[Dataset entries]
• • • •

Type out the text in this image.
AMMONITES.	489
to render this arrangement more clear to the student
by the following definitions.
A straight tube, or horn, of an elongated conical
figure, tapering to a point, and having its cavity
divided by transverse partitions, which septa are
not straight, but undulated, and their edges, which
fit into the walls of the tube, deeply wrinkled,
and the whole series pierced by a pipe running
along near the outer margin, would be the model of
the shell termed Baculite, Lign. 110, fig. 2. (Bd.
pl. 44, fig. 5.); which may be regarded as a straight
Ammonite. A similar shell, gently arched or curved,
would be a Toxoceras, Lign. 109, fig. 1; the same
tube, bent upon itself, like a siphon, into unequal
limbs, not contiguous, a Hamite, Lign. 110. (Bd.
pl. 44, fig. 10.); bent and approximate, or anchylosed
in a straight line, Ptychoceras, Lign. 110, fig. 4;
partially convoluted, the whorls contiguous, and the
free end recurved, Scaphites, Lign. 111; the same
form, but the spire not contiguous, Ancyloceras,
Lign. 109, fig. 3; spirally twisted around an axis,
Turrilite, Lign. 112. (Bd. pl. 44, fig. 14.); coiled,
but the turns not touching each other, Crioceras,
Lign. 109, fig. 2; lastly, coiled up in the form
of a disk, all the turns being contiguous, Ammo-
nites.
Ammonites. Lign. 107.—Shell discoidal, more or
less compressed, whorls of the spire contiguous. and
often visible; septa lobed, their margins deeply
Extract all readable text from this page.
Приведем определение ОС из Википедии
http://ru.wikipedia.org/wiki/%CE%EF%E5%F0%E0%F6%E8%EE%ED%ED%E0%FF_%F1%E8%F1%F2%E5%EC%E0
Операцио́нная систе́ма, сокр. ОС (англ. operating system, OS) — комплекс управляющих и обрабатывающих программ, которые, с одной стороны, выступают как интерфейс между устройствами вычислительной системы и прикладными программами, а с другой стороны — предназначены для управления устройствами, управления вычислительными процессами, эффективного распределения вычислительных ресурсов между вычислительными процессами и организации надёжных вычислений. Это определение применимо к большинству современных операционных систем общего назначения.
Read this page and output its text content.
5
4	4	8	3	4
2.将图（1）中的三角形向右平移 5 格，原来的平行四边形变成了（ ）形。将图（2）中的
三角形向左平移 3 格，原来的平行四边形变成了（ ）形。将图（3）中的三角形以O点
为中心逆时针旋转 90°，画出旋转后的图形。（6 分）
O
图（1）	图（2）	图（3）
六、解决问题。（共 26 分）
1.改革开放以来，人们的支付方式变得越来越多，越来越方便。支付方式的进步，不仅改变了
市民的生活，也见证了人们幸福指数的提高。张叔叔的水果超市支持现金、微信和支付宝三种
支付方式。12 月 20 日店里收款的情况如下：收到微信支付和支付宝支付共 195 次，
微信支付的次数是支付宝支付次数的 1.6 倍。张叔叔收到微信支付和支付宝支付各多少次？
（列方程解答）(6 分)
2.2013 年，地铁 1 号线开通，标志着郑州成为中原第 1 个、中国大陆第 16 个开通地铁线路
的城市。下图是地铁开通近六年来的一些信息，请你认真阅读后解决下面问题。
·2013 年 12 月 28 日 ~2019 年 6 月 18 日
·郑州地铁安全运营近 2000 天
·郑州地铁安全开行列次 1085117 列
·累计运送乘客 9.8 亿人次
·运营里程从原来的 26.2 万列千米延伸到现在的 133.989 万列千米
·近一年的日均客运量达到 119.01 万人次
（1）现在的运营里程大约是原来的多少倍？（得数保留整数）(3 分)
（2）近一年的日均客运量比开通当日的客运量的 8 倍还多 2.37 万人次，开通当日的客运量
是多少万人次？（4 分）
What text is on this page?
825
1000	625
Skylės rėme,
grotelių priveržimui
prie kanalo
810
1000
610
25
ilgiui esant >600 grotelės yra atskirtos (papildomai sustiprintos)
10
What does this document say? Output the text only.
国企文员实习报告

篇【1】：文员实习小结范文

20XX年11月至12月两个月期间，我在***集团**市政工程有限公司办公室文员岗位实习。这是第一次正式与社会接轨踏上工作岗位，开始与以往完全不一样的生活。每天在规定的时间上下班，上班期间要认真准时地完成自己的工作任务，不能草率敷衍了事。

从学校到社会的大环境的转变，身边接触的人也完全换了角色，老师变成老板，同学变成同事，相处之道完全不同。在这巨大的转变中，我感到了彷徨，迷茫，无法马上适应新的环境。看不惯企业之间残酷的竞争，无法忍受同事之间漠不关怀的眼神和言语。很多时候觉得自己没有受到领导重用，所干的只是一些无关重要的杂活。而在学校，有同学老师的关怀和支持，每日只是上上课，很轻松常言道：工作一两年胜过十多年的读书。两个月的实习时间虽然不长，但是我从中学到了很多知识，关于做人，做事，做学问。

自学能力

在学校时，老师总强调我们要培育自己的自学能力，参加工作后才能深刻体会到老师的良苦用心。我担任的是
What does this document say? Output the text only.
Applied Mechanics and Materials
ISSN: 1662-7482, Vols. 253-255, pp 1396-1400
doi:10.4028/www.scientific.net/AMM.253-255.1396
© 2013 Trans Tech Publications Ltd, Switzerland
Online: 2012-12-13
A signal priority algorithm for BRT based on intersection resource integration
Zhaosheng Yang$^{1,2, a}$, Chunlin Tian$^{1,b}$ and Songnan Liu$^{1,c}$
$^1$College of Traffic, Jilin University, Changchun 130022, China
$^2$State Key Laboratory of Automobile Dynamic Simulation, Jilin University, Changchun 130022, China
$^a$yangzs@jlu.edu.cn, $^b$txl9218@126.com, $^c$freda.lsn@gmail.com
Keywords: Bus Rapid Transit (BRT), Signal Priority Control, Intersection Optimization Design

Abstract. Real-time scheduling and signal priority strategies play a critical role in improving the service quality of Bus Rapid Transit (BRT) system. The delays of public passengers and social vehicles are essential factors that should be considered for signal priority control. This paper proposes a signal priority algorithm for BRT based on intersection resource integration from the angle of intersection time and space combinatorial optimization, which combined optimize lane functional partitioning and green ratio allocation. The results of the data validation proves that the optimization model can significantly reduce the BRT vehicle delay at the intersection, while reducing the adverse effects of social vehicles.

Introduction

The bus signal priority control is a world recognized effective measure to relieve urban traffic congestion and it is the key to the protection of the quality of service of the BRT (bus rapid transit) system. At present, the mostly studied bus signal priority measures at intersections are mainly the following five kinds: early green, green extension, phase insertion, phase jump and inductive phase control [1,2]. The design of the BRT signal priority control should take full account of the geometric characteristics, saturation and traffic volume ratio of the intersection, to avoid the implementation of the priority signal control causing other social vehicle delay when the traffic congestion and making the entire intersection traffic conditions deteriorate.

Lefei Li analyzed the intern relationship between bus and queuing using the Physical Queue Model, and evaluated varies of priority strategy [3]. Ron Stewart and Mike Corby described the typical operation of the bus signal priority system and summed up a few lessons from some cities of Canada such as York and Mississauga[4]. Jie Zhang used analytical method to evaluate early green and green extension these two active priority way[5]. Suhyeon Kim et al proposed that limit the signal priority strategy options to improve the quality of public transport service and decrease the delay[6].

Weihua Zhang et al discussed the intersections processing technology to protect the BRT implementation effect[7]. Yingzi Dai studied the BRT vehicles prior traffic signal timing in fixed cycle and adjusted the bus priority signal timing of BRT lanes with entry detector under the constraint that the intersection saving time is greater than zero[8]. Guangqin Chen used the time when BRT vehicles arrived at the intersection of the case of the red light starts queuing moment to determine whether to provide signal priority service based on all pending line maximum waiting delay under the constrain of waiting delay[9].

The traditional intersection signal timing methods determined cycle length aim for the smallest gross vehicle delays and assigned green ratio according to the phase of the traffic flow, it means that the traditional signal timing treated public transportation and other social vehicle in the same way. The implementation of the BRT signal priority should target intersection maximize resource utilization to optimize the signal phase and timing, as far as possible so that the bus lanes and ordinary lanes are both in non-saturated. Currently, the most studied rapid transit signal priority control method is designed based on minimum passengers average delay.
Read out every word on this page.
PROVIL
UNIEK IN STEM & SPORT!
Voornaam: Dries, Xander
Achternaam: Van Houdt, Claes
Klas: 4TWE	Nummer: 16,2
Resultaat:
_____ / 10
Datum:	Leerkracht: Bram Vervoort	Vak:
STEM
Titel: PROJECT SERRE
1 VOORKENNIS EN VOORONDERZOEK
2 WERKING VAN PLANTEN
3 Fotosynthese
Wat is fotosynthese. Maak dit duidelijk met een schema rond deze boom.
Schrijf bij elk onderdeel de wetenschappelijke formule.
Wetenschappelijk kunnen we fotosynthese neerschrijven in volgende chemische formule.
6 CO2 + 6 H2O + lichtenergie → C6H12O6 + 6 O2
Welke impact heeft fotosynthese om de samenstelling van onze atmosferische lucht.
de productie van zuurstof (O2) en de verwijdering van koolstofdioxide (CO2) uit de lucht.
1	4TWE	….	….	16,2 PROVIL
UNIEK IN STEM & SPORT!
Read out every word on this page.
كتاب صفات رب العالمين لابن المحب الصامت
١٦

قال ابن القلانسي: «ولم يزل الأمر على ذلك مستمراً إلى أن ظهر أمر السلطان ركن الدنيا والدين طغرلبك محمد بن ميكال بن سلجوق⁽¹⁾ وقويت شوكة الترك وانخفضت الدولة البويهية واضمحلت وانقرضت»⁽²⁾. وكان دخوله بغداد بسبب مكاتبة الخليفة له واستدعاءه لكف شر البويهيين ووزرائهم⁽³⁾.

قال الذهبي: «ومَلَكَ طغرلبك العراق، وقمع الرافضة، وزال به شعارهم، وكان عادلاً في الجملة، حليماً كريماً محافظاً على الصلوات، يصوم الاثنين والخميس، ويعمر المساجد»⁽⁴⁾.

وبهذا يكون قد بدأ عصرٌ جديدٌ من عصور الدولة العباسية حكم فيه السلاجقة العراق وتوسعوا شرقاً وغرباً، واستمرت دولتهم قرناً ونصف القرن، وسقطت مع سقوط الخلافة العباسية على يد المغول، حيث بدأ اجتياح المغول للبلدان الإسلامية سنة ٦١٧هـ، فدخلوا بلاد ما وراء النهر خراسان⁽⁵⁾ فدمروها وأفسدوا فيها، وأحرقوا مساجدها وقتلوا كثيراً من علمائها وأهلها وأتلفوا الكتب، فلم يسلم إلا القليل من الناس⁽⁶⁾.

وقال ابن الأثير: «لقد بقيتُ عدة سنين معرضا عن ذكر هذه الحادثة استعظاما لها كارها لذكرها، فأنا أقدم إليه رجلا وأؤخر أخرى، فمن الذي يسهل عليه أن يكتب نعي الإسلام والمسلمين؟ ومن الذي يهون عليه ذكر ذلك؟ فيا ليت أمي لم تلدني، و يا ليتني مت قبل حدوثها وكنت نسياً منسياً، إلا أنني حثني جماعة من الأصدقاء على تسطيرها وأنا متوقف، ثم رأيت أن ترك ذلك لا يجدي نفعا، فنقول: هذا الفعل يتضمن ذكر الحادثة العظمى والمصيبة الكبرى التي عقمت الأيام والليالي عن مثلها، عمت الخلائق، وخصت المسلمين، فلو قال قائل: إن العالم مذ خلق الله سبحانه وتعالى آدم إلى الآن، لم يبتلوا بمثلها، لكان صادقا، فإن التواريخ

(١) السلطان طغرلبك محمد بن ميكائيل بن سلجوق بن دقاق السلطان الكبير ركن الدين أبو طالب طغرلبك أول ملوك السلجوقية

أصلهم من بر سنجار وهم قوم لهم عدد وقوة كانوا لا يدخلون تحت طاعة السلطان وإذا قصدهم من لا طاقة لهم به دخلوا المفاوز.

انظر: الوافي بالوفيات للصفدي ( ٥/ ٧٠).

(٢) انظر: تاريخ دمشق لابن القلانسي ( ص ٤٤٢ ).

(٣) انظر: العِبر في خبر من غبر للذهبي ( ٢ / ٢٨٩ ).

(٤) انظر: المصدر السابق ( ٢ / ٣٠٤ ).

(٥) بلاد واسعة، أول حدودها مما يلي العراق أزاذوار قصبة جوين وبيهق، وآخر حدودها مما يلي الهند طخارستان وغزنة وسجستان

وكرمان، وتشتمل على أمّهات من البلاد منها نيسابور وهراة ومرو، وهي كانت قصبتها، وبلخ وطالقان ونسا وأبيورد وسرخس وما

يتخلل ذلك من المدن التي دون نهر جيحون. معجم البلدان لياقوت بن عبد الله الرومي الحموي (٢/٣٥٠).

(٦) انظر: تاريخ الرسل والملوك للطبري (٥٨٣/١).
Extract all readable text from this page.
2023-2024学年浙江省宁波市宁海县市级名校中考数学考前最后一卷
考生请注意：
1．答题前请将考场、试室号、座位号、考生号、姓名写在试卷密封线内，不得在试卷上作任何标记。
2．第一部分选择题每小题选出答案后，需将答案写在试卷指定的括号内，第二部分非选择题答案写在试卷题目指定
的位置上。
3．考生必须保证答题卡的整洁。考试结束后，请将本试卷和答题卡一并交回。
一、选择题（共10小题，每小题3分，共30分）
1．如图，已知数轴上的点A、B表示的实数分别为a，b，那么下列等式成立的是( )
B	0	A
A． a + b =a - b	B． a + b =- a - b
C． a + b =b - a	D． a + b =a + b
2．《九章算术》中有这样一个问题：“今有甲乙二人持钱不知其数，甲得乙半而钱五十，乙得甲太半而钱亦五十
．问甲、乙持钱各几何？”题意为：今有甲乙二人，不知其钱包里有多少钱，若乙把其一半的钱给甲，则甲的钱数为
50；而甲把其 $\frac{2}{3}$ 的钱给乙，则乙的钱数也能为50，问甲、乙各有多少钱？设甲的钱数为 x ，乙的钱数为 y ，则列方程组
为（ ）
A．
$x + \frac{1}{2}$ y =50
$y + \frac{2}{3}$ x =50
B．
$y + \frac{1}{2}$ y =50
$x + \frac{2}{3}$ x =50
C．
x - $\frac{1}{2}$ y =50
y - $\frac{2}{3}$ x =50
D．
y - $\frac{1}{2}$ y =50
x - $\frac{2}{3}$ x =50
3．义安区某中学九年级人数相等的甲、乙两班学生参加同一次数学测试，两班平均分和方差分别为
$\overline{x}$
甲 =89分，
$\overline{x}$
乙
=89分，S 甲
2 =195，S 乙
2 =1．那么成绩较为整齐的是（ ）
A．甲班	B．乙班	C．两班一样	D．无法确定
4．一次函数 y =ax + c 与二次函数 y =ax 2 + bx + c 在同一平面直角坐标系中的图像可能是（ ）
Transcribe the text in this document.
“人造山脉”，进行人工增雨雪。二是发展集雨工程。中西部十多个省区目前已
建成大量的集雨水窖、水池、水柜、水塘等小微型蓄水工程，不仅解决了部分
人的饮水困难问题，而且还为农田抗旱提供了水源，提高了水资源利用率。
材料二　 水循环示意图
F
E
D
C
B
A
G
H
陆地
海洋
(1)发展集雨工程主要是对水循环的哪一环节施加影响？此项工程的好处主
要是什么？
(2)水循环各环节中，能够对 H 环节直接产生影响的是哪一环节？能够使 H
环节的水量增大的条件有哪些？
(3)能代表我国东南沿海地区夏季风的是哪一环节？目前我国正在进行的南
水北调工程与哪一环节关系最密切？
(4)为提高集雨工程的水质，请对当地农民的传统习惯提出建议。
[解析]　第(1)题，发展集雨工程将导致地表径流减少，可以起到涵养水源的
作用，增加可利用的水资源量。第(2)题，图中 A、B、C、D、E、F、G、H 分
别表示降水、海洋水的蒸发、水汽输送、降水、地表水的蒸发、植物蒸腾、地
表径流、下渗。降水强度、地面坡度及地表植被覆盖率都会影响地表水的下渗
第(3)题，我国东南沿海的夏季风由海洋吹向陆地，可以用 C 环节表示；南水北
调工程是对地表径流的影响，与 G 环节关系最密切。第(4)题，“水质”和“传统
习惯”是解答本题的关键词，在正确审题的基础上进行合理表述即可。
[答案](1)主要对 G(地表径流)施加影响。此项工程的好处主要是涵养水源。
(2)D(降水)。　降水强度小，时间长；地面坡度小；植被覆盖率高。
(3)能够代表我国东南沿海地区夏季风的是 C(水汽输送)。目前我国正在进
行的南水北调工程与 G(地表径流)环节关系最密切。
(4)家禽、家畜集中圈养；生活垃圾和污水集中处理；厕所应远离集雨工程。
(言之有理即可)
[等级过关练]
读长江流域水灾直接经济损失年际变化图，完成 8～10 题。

• • • •

INSTRUCTIONS FOR THE TASK
From the data above, copy each line that holds "following".

TASK ANSWER
by the following definitions.
The bus signal priority control is a world recognized effective measure to relieve urban traffic congestion and it is the key to the protection of the quality of service of the BRT (bus rapid transit) system. At present, the mostly studied bus signal priority measures at intersections are mainly the following five kinds: early green, green extension, phase insertion, phase jump and inductive phase control [1,2]. The design of the BRT signal priority control should take full account of the geometric characteristics, saturation and traffic volume ratio of the intersection, to avoid the implementation of the priority signal control causing other social vehicle delay when the traffic congestion and making the entire intersection traffic conditions deteriorate.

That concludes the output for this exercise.